Task objective
Filter the entries that follow, copying every line in which the word "image" appears.

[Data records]
^^^^^^^^^^^^^^^^

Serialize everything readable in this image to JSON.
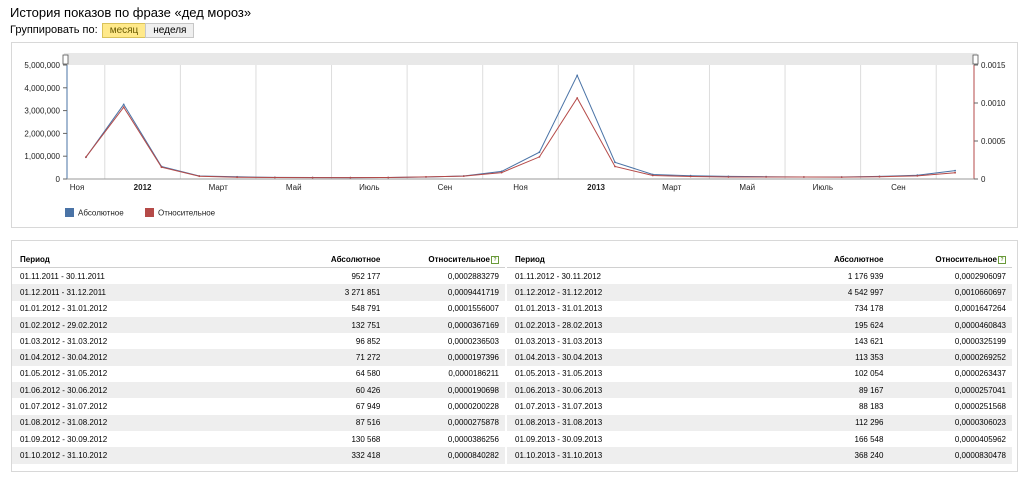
{
  "page": {
    "title": "История показов по фразе «дед мороз»",
    "group_label": "Группировать по:",
    "group_month": "месяц",
    "group_week": "неделя"
  },
  "legend": {
    "absolute": "Абсолютное",
    "relative": "Относительное"
  },
  "colors": {
    "absolute": "#4a73a6",
    "relative": "#b54a48",
    "active_button": "#ffe98a"
  },
  "chart_data": {
    "type": "line",
    "x": [
      "2011-11",
      "2011-12",
      "2012-01",
      "2012-02",
      "2012-03",
      "2012-04",
      "2012-05",
      "2012-06",
      "2012-07",
      "2012-08",
      "2012-09",
      "2012-10",
      "2012-11",
      "2012-12",
      "2013-01",
      "2013-02",
      "2013-03",
      "2013-04",
      "2013-05",
      "2013-06",
      "2013-07",
      "2013-08",
      "2013-09",
      "2013-10"
    ],
    "x_tick_labels": [
      "Ноя",
      "2012",
      "Март",
      "Май",
      "Июль",
      "Сен",
      "Ноя",
      "2013",
      "Март",
      "Май",
      "Июль",
      "Сен"
    ],
    "y_left_ticks": [
      "0",
      "1,000,000",
      "2,000,000",
      "3,000,000",
      "4,000,000",
      "5,000,000"
    ],
    "y_right_ticks": [
      "0",
      "0.0005",
      "0.0010",
      "0.0015"
    ],
    "y_left_range": [
      0,
      5000000
    ],
    "y_right_range": [
      0,
      0.0015
    ],
    "series": [
      {
        "name": "Абсолютное",
        "axis": "left",
        "values": [
          952177,
          3271851,
          548791,
          132751,
          96852,
          71272,
          64580,
          60426,
          67949,
          87516,
          130568,
          332418,
          1176939,
          4542997,
          734178,
          195624,
          143621,
          113353,
          102054,
          89167,
          88183,
          112296,
          166548,
          368240
        ]
      },
      {
        "name": "Относительное",
        "axis": "right",
        "values": [
          0.0002883279,
          0.0009441719,
          0.0001556007,
          3.67169e-05,
          2.36503e-05,
          1.97396e-05,
          1.86211e-05,
          1.90698e-05,
          2.00228e-05,
          2.75878e-05,
          3.86256e-05,
          8.40282e-05,
          0.0002906097,
          0.0010660697,
          0.0001647264,
          4.60843e-05,
          3.25199e-05,
          2.69252e-05,
          2.63437e-05,
          2.57041e-05,
          2.51568e-05,
          3.06023e-05,
          4.05962e-05,
          8.30478e-05
        ]
      }
    ],
    "grid": true,
    "legend_position": "bottom-left"
  },
  "table": {
    "headers": {
      "period": "Период",
      "absolute": "Абсолютное",
      "relative": "Относительное"
    },
    "left": [
      [
        "01.11.2011 - 30.11.2011",
        "952 177",
        "0,0002883279"
      ],
      [
        "01.12.2011 - 31.12.2011",
        "3 271 851",
        "0,0009441719"
      ],
      [
        "01.01.2012 - 31.01.2012",
        "548 791",
        "0,0001556007"
      ],
      [
        "01.02.2012 - 29.02.2012",
        "132 751",
        "0,0000367169"
      ],
      [
        "01.03.2012 - 31.03.2012",
        "96 852",
        "0,0000236503"
      ],
      [
        "01.04.2012 - 30.04.2012",
        "71 272",
        "0,0000197396"
      ],
      [
        "01.05.2012 - 31.05.2012",
        "64 580",
        "0,0000186211"
      ],
      [
        "01.06.2012 - 30.06.2012",
        "60 426",
        "0,0000190698"
      ],
      [
        "01.07.2012 - 31.07.2012",
        "67 949",
        "0,0000200228"
      ],
      [
        "01.08.2012 - 31.08.2012",
        "87 516",
        "0,0000275878"
      ],
      [
        "01.09.2012 - 30.09.2012",
        "130 568",
        "0,0000386256"
      ],
      [
        "01.10.2012 - 31.10.2012",
        "332 418",
        "0,0000840282"
      ]
    ],
    "right": [
      [
        "01.11.2012 - 30.11.2012",
        "1 176 939",
        "0,0002906097"
      ],
      [
        "01.12.2012 - 31.12.2012",
        "4 542 997",
        "0,0010660697"
      ],
      [
        "01.01.2013 - 31.01.2013",
        "734 178",
        "0,0001647264"
      ],
      [
        "01.02.2013 - 28.02.2013",
        "195 624",
        "0,0000460843"
      ],
      [
        "01.03.2013 - 31.03.2013",
        "143 621",
        "0,0000325199"
      ],
      [
        "01.04.2013 - 30.04.2013",
        "113 353",
        "0,0000269252"
      ],
      [
        "01.05.2013 - 31.05.2013",
        "102 054",
        "0,0000263437"
      ],
      [
        "01.06.2013 - 30.06.2013",
        "89 167",
        "0,0000257041"
      ],
      [
        "01.07.2013 - 31.07.2013",
        "88 183",
        "0,0000251568"
      ],
      [
        "01.08.2013 - 31.08.2013",
        "112 296",
        "0,0000306023"
      ],
      [
        "01.09.2013 - 30.09.2013",
        "166 548",
        "0,0000405962"
      ],
      [
        "01.10.2013 - 31.10.2013",
        "368 240",
        "0,0000830478"
      ]
    ]
  }
}
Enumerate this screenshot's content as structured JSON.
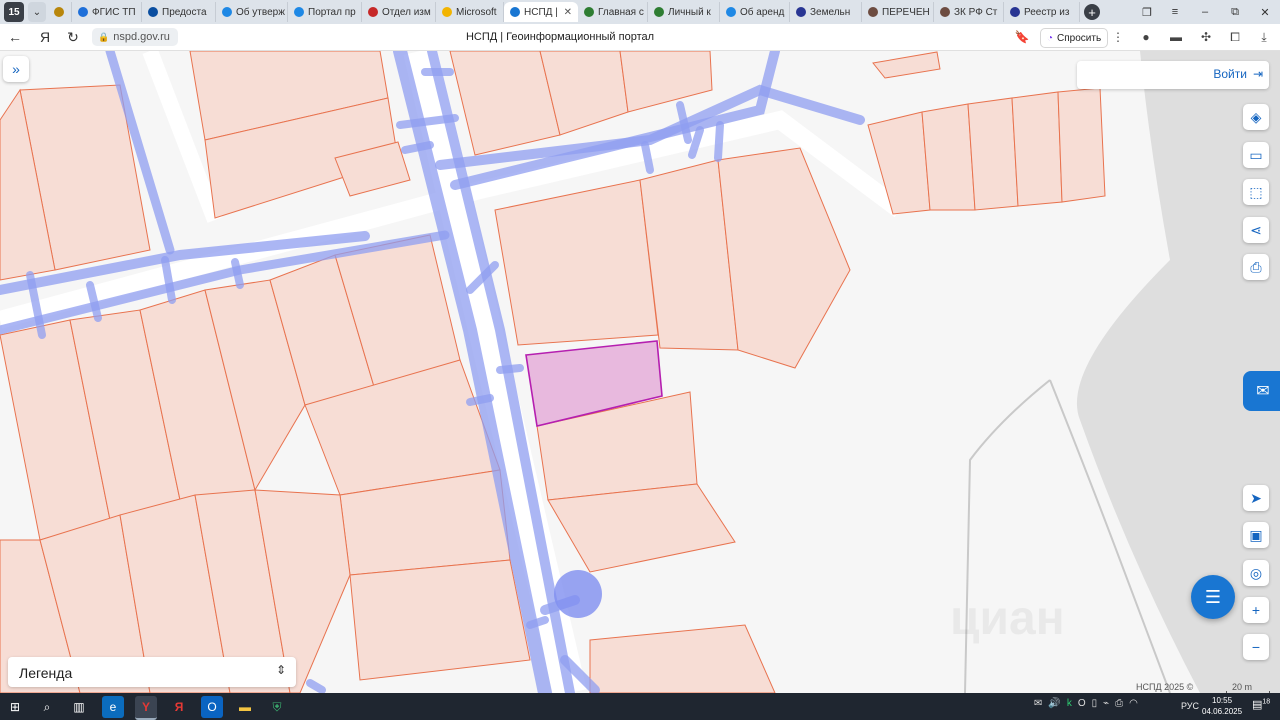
{
  "browser": {
    "tab_counter": "15",
    "tabs": [
      {
        "label": "",
        "color": "#b8860b"
      },
      {
        "label": "ФГИС ТП",
        "color": "#1e6fd9"
      },
      {
        "label": "Предоста",
        "color": "#0a4ea0"
      },
      {
        "label": "Об утверж",
        "color": "#1e88e5"
      },
      {
        "label": "Портал пр",
        "color": "#1e88e5"
      },
      {
        "label": "Отдел изм",
        "color": "#c62828"
      },
      {
        "label": "Microsoft",
        "color": "#f2b400"
      },
      {
        "label": "НСПД |",
        "color": "#1976d2",
        "active": true
      },
      {
        "label": "Главная с",
        "color": "#2e7d32"
      },
      {
        "label": "Личный к",
        "color": "#2e7d32"
      },
      {
        "label": "Об аренд",
        "color": "#1e88e5"
      },
      {
        "label": "Земельн",
        "color": "#283593"
      },
      {
        "label": "ПЕРЕЧЕН",
        "color": "#6d4c41"
      },
      {
        "label": "ЗК РФ Ст",
        "color": "#6d4c41"
      },
      {
        "label": "Реестр из",
        "color": "#283593"
      }
    ],
    "url": "nspd.gov.ru",
    "page_title": "НСПД | Геоинформационный портал",
    "ask_label": "Спросить"
  },
  "map": {
    "login_label": "Войти",
    "legend_label": "Легенда",
    "attribution": "НСПД 2025 ©",
    "scale": "20 m",
    "watermark": "циан",
    "colors": {
      "parcel_fill": "#f7ddd5",
      "parcel_stroke": "#e8734f",
      "selected_fill": "#e8b9de",
      "selected_stroke": "#b51fb0",
      "utility_line": "#8f9ef0",
      "road": "#ffffff",
      "background": "#f6f6f6",
      "water": "#dedede"
    },
    "controls": [
      "layers-icon",
      "ruler-icon",
      "select-area-icon",
      "share-icon",
      "print-icon",
      "navigate-icon",
      "minimap-icon",
      "geolocation-icon",
      "zoom-in-icon",
      "zoom-out-icon"
    ]
  },
  "taskbar": {
    "language": "РУС",
    "time": "10:55",
    "date": "04.06.2025",
    "notifications": "18"
  }
}
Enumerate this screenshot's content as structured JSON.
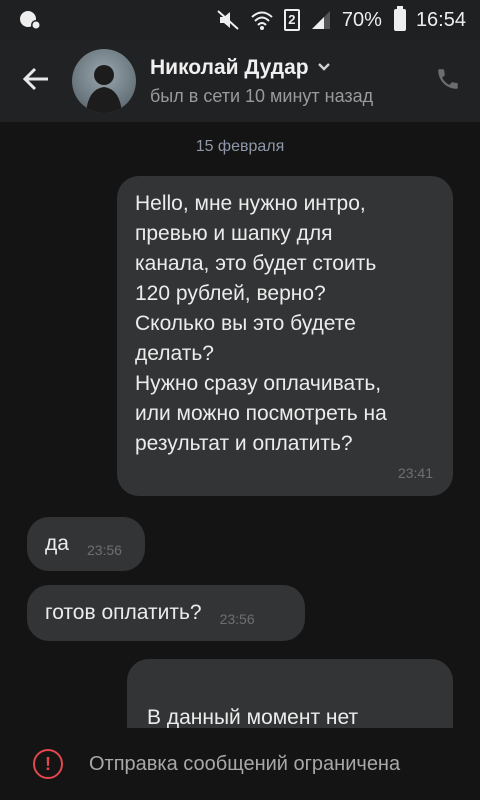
{
  "status_bar": {
    "battery_percent": "70%",
    "sim_label": "2",
    "time": "16:54",
    "icons": [
      "app-notification-icon",
      "mute-icon",
      "wifi-icon",
      "sim-icon",
      "signal-icon",
      "battery-icon"
    ]
  },
  "header": {
    "name": "Николай Дудар",
    "subtitle": "был в сети 10 минут назад",
    "icons": [
      "back-arrow-icon",
      "chevron-down-icon",
      "phone-icon"
    ]
  },
  "chat": {
    "date_separator": "15 февраля",
    "messages": [
      {
        "direction": "outgoing",
        "text": "Hello, мне нужно интро,\nпревью и шапку для\nканала, это будет стоить\n120 рублей, верно?\nСколько вы это будете\nделать?\nНужно сразу оплачивать,\nили можно посмотреть на\nрезультат и оплатить?",
        "time": "23:41"
      },
      {
        "direction": "incoming",
        "text": "да",
        "time": "23:56"
      },
      {
        "direction": "incoming",
        "text": "готов оплатить?",
        "time": "23:56"
      },
      {
        "direction": "outgoing",
        "text": "В данный момент нет\nденег, но примерно через"
      }
    ]
  },
  "bottom_bar": {
    "icon": "warning-icon",
    "text": "Отправка сообщений ограничена"
  },
  "colors": {
    "background": "#141414",
    "header": "#212223",
    "bubble": "#333435",
    "warning": "#e0464b",
    "date_text": "#8e98a8"
  }
}
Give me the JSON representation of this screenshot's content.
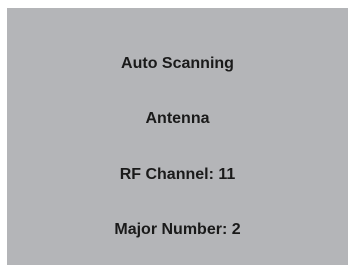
{
  "screen": {
    "lines": [
      "Auto Scanning",
      "Antenna",
      "RF Channel: 11",
      "Major Number: 2"
    ]
  },
  "colors": {
    "background": "#b4b5b8",
    "text": "#1a1a1a"
  }
}
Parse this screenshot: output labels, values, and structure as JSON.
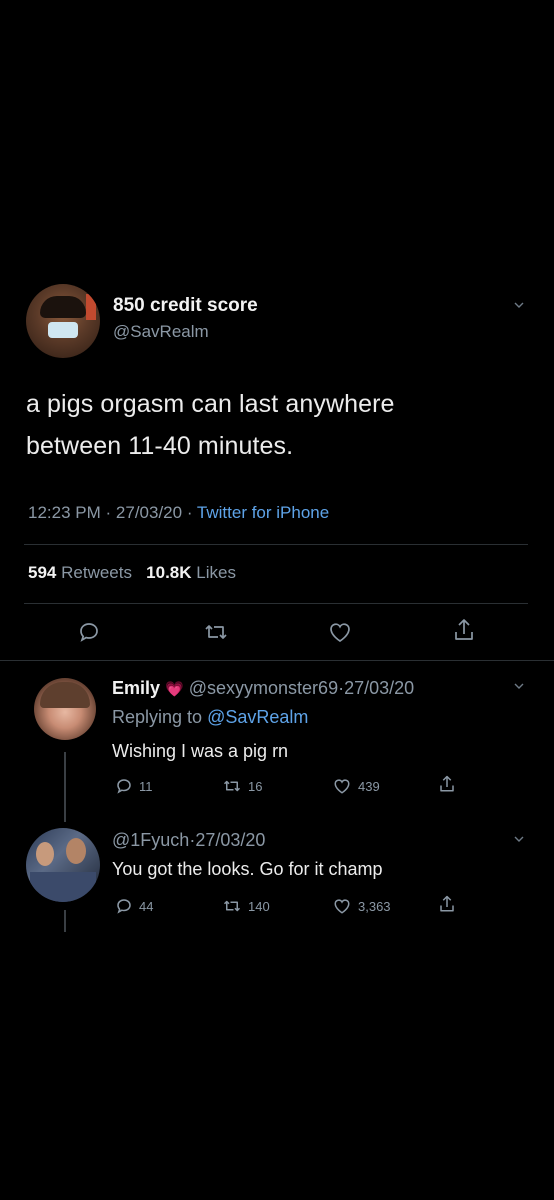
{
  "tweet": {
    "display_name": "850 credit score",
    "handle": "@SavRealm",
    "text_line1": "a pigs orgasm can last anywhere",
    "text_line2": "between 11-40 minutes.",
    "time": "12:23 PM",
    "dot1": "·",
    "date": "27/03/20",
    "dot2": "·",
    "source": "Twitter for iPhone",
    "retweets_count": "594",
    "retweets_label": "Retweets",
    "likes_count": "10.8K",
    "likes_label": "Likes",
    "actions": [
      "reply-icon",
      "retweet-icon",
      "like-icon",
      "share-icon"
    ]
  },
  "reply1": {
    "display_name": "Emily",
    "emoji": "💗",
    "handle": "@sexyymonster69",
    "dot": "·",
    "date": "27/03/20",
    "replying_prefix": "Replying to",
    "replying_handle": "@SavRealm",
    "text": "Wishing I was a pig rn",
    "replies": "11",
    "retweets": "16",
    "likes": "439"
  },
  "reply2": {
    "handle": "@1Fyuch",
    "dot": "·",
    "date": "27/03/20",
    "text": "You got the looks. Go for it champ",
    "replies": "44",
    "retweets": "140",
    "likes": "3,363"
  },
  "colors": {
    "background": "#000000",
    "text": "#e8e8e8",
    "muted": "#8b98a5",
    "link": "#5ea3e8",
    "divider": "#2a2f33"
  }
}
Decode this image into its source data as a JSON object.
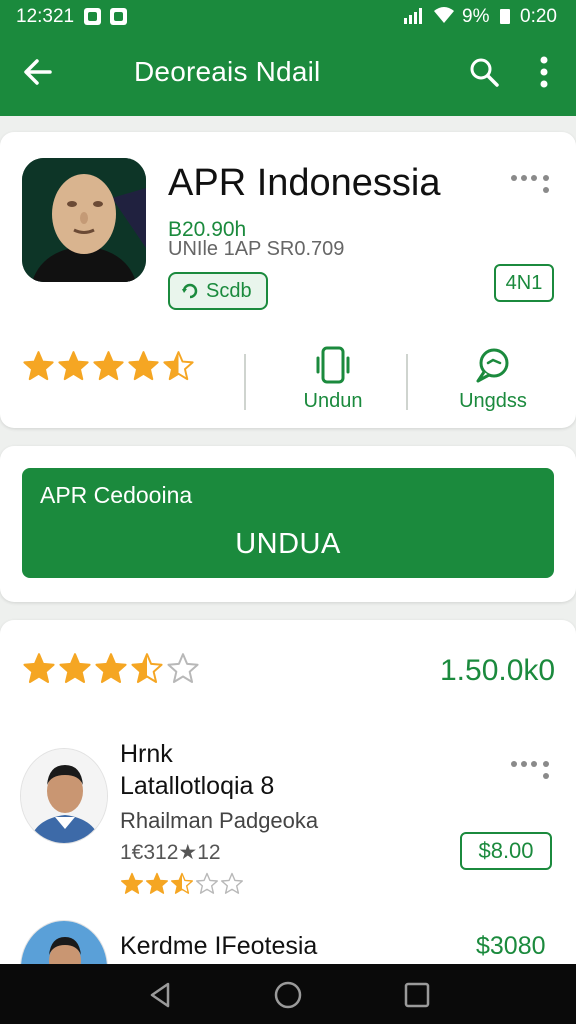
{
  "status_bar": {
    "time": "12:321",
    "battery": "9%",
    "clock": "0:20"
  },
  "app_bar": {
    "title": "Deoreais Ndail",
    "icons": [
      "back-arrow-icon",
      "search-icon",
      "more-vert-icon"
    ]
  },
  "app_info": {
    "name": "APR Indonessia",
    "price": "B20.90h",
    "meta": "UNIle 1AP SR0.709",
    "chip_label": "Scdb",
    "age_badge": "4N1",
    "rating_stars": 4.5,
    "actions": [
      {
        "label": "Undun",
        "icon": "phone-icon"
      },
      {
        "label": "Ungdss",
        "icon": "chat-bubble-icon"
      }
    ]
  },
  "download": {
    "subtitle": "APR Cedooina",
    "button_label": "UNDUA"
  },
  "reviews": {
    "rating_stars": 3.5,
    "rating_count": "1.50.0k0",
    "items": [
      {
        "title_line1": "Hrnk",
        "title_line2": "Latallotloqia 8",
        "name": "Rhailman Padgeoka",
        "date": "1€312★12",
        "stars": 2.5,
        "price": "$8.00"
      },
      {
        "title": "Kerdme IFeotesia",
        "price": "$3080"
      }
    ]
  },
  "colors": {
    "primary": "#1b8a3d",
    "star": "#f5a623",
    "background": "#eef0ee"
  }
}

^^^^^^^^^^^^^^^^

Task result
Serialize everything readable in this image to JSON.
Decode this image into its source data as a JSON object.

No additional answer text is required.